## EXERCISE OBJECTIVE
Write out each line word for word. Drop pictures.

• • •

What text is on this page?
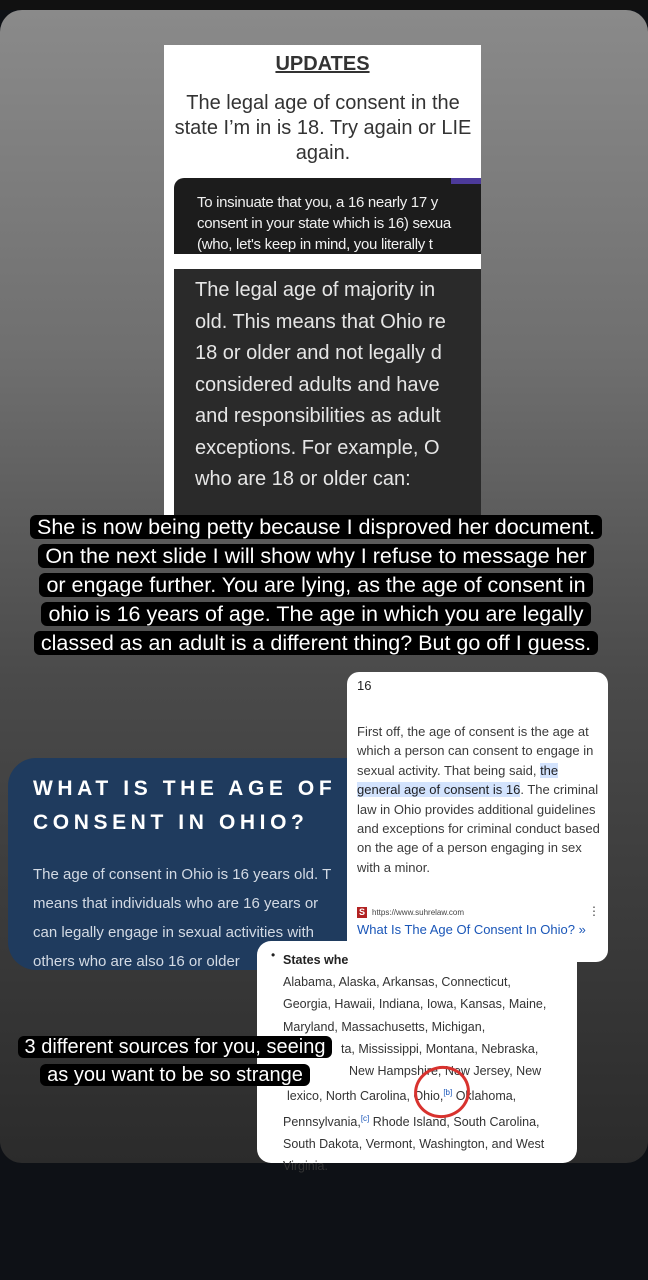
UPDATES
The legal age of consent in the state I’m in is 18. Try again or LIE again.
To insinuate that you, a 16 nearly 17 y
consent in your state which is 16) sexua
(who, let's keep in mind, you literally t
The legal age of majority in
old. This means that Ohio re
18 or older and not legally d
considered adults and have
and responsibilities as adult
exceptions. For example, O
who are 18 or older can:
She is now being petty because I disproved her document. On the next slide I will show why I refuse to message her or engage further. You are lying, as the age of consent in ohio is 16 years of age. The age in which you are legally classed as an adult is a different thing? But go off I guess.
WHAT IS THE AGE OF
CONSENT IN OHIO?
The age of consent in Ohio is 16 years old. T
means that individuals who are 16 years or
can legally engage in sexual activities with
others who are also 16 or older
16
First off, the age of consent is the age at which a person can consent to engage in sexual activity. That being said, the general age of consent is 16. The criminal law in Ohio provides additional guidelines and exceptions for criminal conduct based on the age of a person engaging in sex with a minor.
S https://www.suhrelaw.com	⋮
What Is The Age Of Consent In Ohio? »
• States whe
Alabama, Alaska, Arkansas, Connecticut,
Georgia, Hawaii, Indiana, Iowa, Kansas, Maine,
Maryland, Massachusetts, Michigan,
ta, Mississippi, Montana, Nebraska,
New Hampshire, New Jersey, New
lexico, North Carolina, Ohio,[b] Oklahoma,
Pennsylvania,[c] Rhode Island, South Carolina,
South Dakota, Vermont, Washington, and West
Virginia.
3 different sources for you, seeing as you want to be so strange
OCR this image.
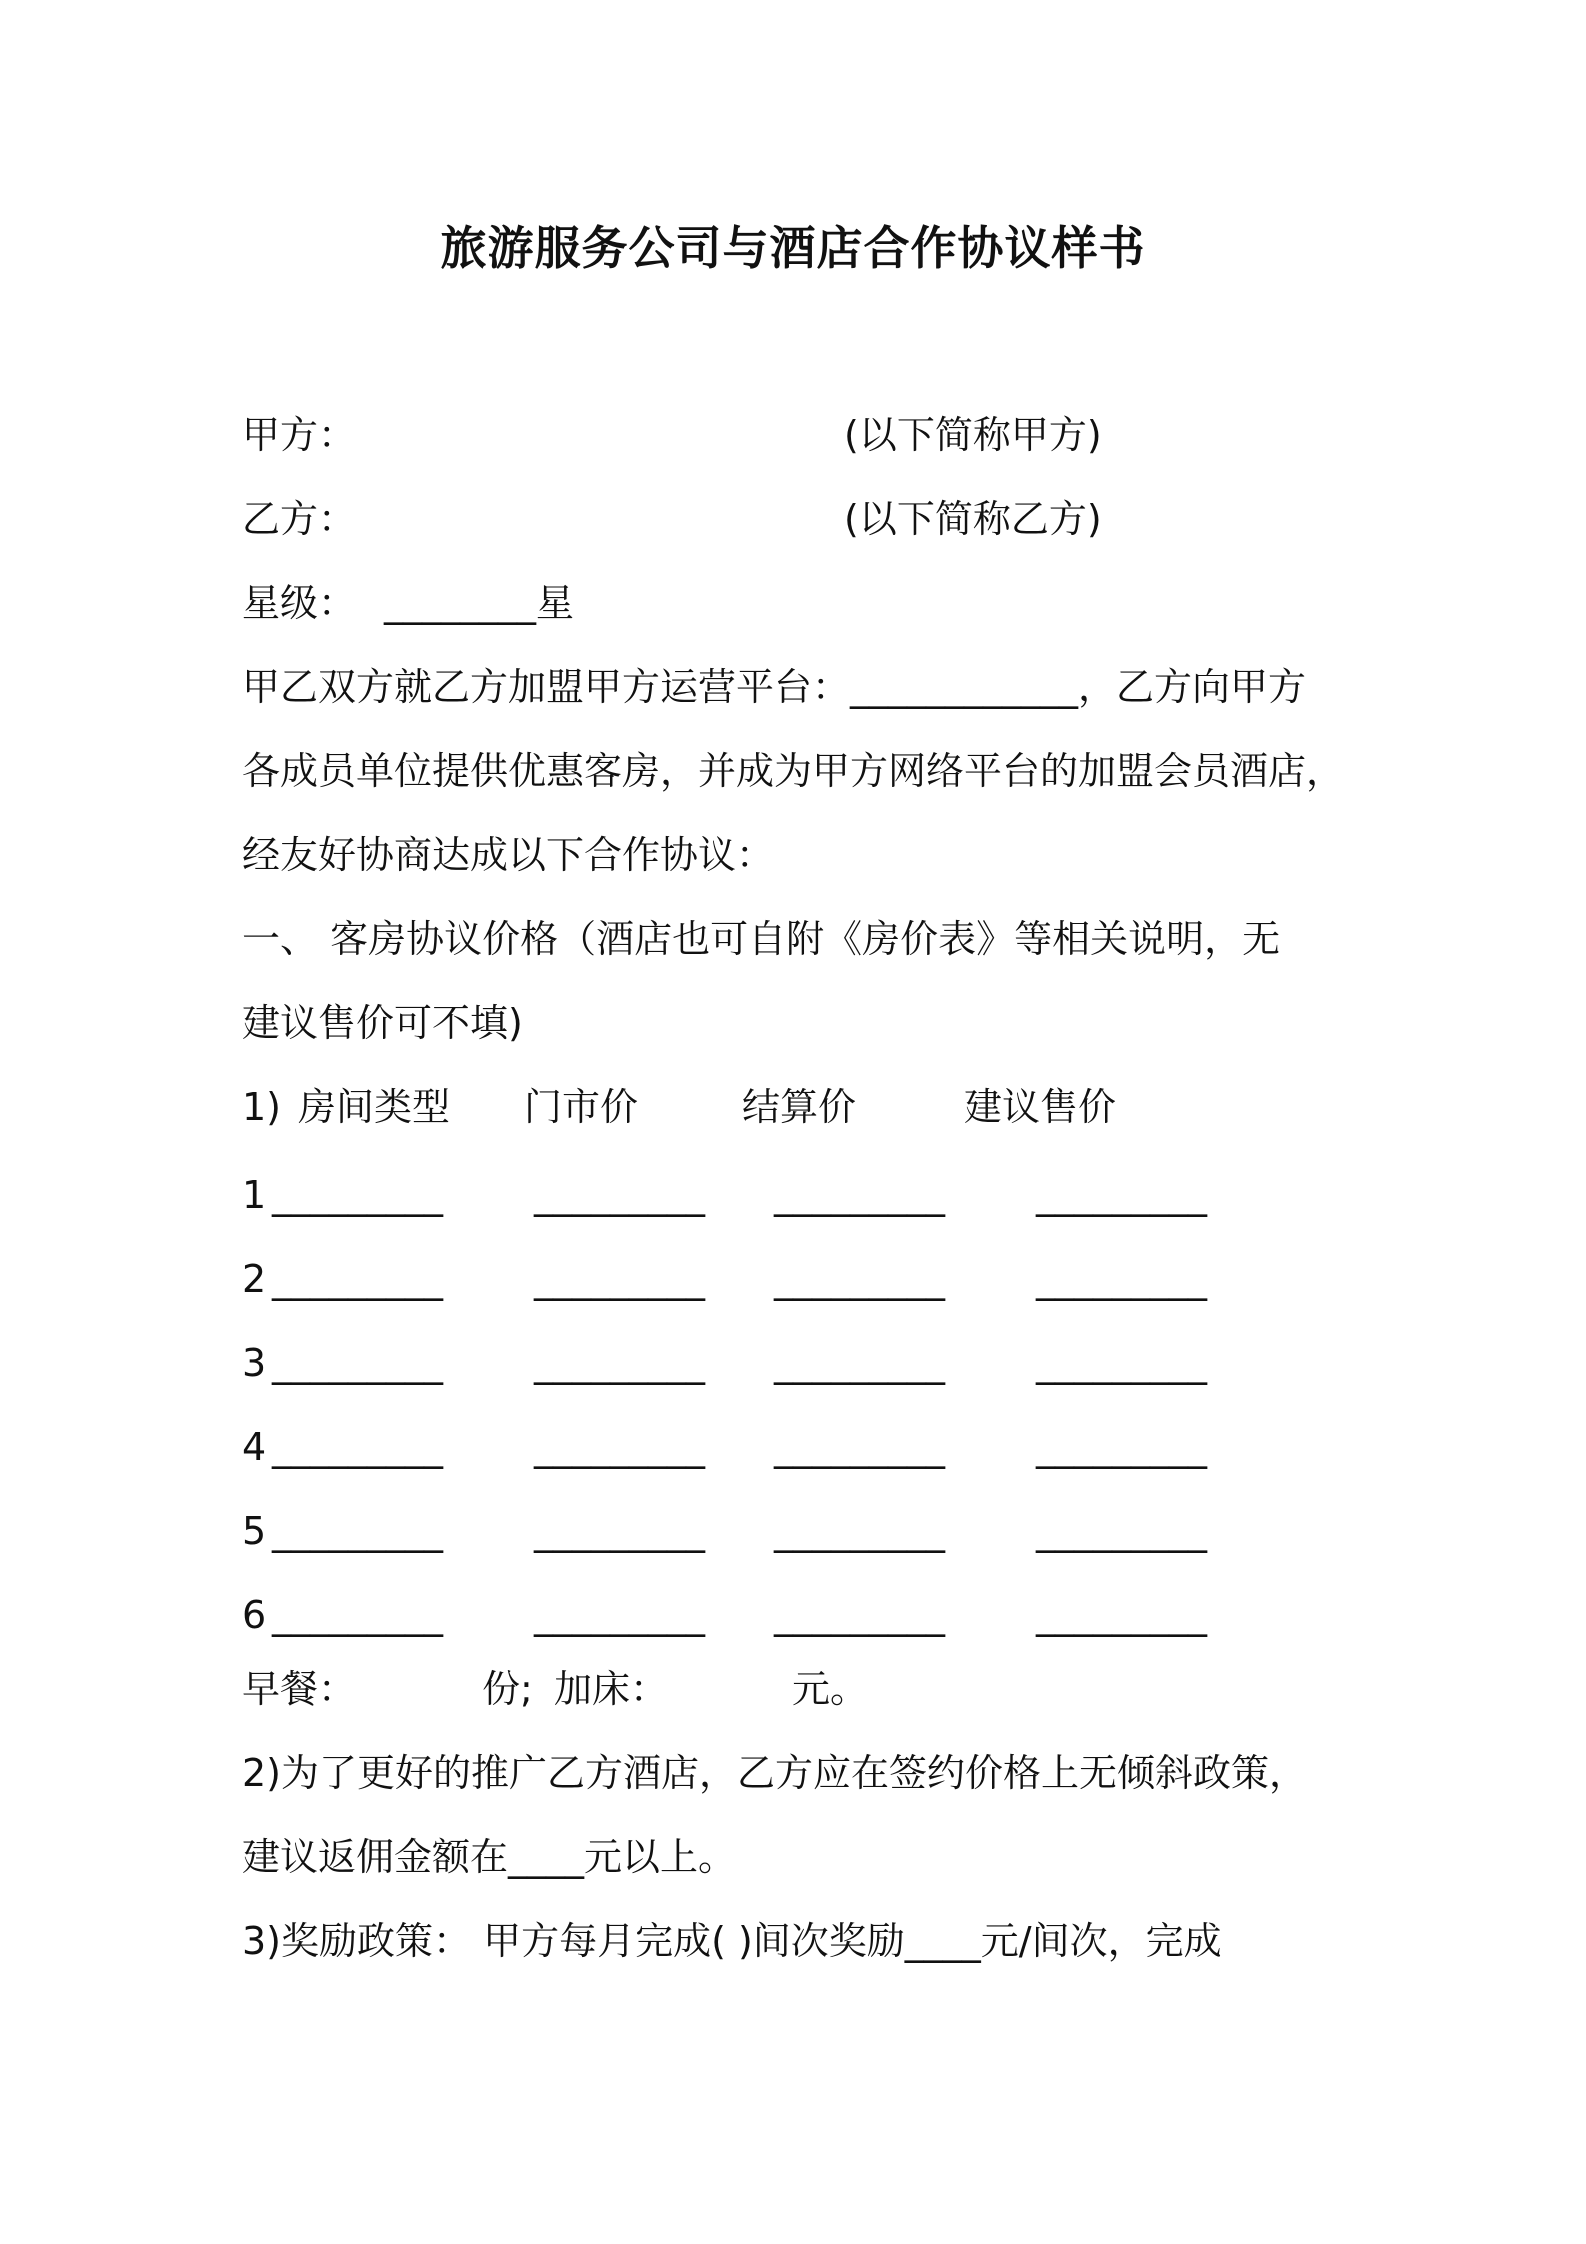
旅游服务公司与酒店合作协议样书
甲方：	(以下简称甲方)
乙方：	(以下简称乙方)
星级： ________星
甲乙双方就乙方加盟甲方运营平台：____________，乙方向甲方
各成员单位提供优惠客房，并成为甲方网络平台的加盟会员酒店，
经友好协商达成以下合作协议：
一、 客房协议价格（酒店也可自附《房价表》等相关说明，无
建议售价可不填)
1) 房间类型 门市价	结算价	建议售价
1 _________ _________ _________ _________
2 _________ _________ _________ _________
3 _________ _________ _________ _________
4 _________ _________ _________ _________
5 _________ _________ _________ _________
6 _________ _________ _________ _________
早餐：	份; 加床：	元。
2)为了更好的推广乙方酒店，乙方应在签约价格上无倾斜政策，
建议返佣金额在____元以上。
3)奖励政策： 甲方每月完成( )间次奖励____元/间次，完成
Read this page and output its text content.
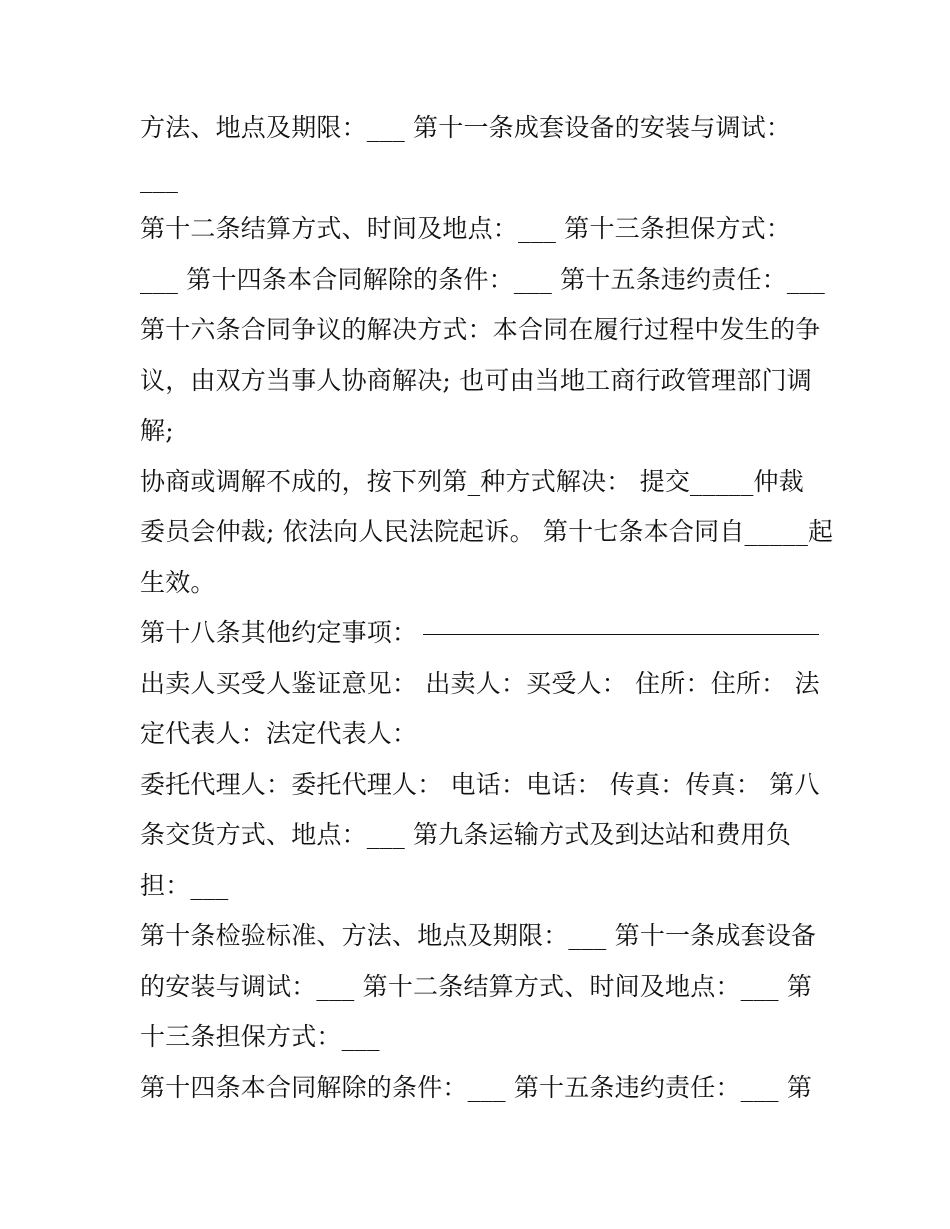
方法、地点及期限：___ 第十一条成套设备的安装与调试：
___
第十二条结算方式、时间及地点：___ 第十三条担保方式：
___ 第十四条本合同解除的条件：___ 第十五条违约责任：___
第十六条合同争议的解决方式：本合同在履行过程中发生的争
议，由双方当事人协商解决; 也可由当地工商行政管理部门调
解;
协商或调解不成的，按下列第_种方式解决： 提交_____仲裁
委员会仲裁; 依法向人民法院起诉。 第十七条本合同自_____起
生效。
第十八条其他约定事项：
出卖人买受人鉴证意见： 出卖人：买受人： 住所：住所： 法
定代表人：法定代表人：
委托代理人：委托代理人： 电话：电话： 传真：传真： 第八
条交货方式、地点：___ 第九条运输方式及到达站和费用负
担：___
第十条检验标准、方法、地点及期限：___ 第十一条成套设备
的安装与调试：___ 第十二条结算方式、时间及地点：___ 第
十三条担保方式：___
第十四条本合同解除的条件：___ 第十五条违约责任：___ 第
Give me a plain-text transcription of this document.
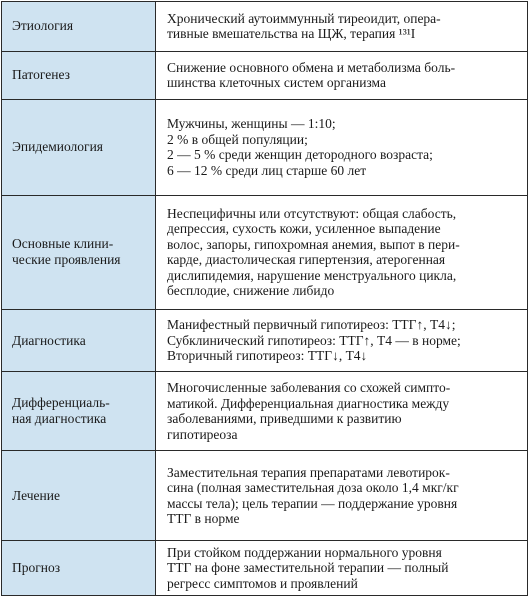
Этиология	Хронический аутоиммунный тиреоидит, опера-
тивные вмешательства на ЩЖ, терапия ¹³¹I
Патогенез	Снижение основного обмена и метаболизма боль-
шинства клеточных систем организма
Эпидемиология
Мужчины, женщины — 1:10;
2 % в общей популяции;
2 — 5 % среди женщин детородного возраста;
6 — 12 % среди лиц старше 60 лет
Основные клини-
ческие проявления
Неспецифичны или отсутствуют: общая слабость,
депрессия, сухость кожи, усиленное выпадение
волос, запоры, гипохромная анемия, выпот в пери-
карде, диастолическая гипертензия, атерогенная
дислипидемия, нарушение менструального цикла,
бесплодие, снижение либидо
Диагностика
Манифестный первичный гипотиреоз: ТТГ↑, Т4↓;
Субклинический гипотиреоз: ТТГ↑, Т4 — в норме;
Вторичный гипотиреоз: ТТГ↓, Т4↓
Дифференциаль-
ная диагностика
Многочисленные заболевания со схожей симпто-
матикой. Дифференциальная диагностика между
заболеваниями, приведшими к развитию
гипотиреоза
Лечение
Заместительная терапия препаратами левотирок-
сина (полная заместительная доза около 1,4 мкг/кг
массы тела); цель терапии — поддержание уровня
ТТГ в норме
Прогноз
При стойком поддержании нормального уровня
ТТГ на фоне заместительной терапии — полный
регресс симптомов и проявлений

• • •

## REPLY
What text is on this page?
UPDATES
The legal age of consent in the state I’m in is 18. Try again or LIE again.
To insinuate that you, a 16 nearly 17 y
consent in your state which is 16) sexua
(who, let's keep in mind, you literally t
The legal age of majority in
old. This means that Ohio re
18 or older and not legally d
considered adults and have
and responsibilities as adult
exceptions. For example, O
who are 18 or older can:
She is now being petty because I disproved her document. On the next slide I will show why I refuse to message her or engage further. You are lying, as the age of consent in ohio is 16 years of age. The age in which you are legally classed as an adult is a different thing? But go off I guess.
WHAT IS THE AGE OF
CONSENT IN OHIO?
The age of consent in Ohio is 16 years old. T
means that individuals who are 16 years or
can legally engage in sexual activities with
others who are also 16 or older
16
First off, the age of consent is the age at which a person can consent to engage in sexual activity. That being said, the general age of consent is 16. The criminal law in Ohio provides additional guidelines and exceptions for criminal conduct based on the age of a person engaging in sex with a minor.
S https://www.suhrelaw.com	⋮
What Is The Age Of Consent In Ohio? »
• States whe
Alabama, Alaska, Arkansas, Connecticut,
Georgia, Hawaii, Indiana, Iowa, Kansas, Maine,
Maryland, Massachusetts, Michigan,
ta, Mississippi, Montana, Nebraska,
New Hampshire, New Jersey, New
lexico, North Carolina, Ohio,[b] Oklahoma,
Pennsylvania,[c] Rhode Island, South Carolina,
South Dakota, Vermont, Washington, and West
Virginia.
3 different sources for you, seeing as you want to be so strange
OCR this image.
旅游服务公司与酒店合作协议样书
甲方：	(以下简称甲方)
乙方：	(以下简称乙方)
星级： ________星
甲乙双方就乙方加盟甲方运营平台：____________，乙方向甲方
各成员单位提供优惠客房，并成为甲方网络平台的加盟会员酒店，
经友好协商达成以下合作协议：
一、 客房协议价格（酒店也可自附《房价表》等相关说明，无
建议售价可不填)
1) 房间类型 门市价	结算价	建议售价
1 _________ _________ _________ _________
2 _________ _________ _________ _________
3 _________ _________ _________ _________
4 _________ _________ _________ _________
5 _________ _________ _________ _________
6 _________ _________ _________ _________
早餐：	份; 加床：	元。
2)为了更好的推广乙方酒店，乙方应在签约价格上无倾斜政策，
建议返佣金额在____元以上。
3)奖励政策： 甲方每月完成( )间次奖励____元/间次，完成
Read this page and output its text content.
方法、地点及期限：___ 第十一条成套设备的安装与调试：
___
第十二条结算方式、时间及地点：___ 第十三条担保方式：
___ 第十四条本合同解除的条件：___ 第十五条违约责任：___
第十六条合同争议的解决方式：本合同在履行过程中发生的争
议，由双方当事人协商解决; 也可由当地工商行政管理部门调
解;
协商或调解不成的，按下列第_种方式解决： 提交_____仲裁
委员会仲裁; 依法向人民法院起诉。 第十七条本合同自_____起
生效。
第十八条其他约定事项：
出卖人买受人鉴证意见： 出卖人：买受人： 住所：住所： 法
定代表人：法定代表人：
委托代理人：委托代理人： 电话：电话： 传真：传真： 第八
条交货方式、地点：___ 第九条运输方式及到达站和费用负
担：___
第十条检验标准、方法、地点及期限：___ 第十一条成套设备
的安装与调试：___ 第十二条结算方式、时间及地点：___ 第
十三条担保方式：___
第十四条本合同解除的条件：___ 第十五条违约责任：___ 第
Give me a plain-text transcription of this document.
Этиология	Хронический аутоиммунный тиреоидит, опера-
тивные вмешательства на ЩЖ, терапия ¹³¹I
Патогенез	Снижение основного обмена и метаболизма боль-
шинства клеточных систем организма
Эпидемиология
Мужчины, женщины — 1:10;
2 % в общей популяции;
2 — 5 % среди женщин детородного возраста;
6 — 12 % среди лиц старше 60 лет
Основные клини-
ческие проявления
Неспецифичны или отсутствуют: общая слабость,
депрессия, сухость кожи, усиленное выпадение
волос, запоры, гипохромная анемия, выпот в пери-
карде, диастолическая гипертензия, атерогенная
дислипидемия, нарушение менструального цикла,
бесплодие, снижение либидо
Диагностика
Манифестный первичный гипотиреоз: ТТГ↑, Т4↓;
Субклинический гипотиреоз: ТТГ↑, Т4 — в норме;
Вторичный гипотиреоз: ТТГ↓, Т4↓
Дифференциаль-
ная диагностика
Многочисленные заболевания со схожей симпто-
матикой. Дифференциальная диагностика между
заболеваниями, приведшими к развитию
гипотиреоза
Лечение
Заместительная терапия препаратами левотирок-
сина (полная заместительная доза около 1,4 мкг/кг
массы тела); цель терапии — поддержание уровня
ТТГ в норме
Прогноз
При стойком поддержании нормального уровня
ТТГ на фоне заместительной терапии — полный
регресс симптомов и проявлений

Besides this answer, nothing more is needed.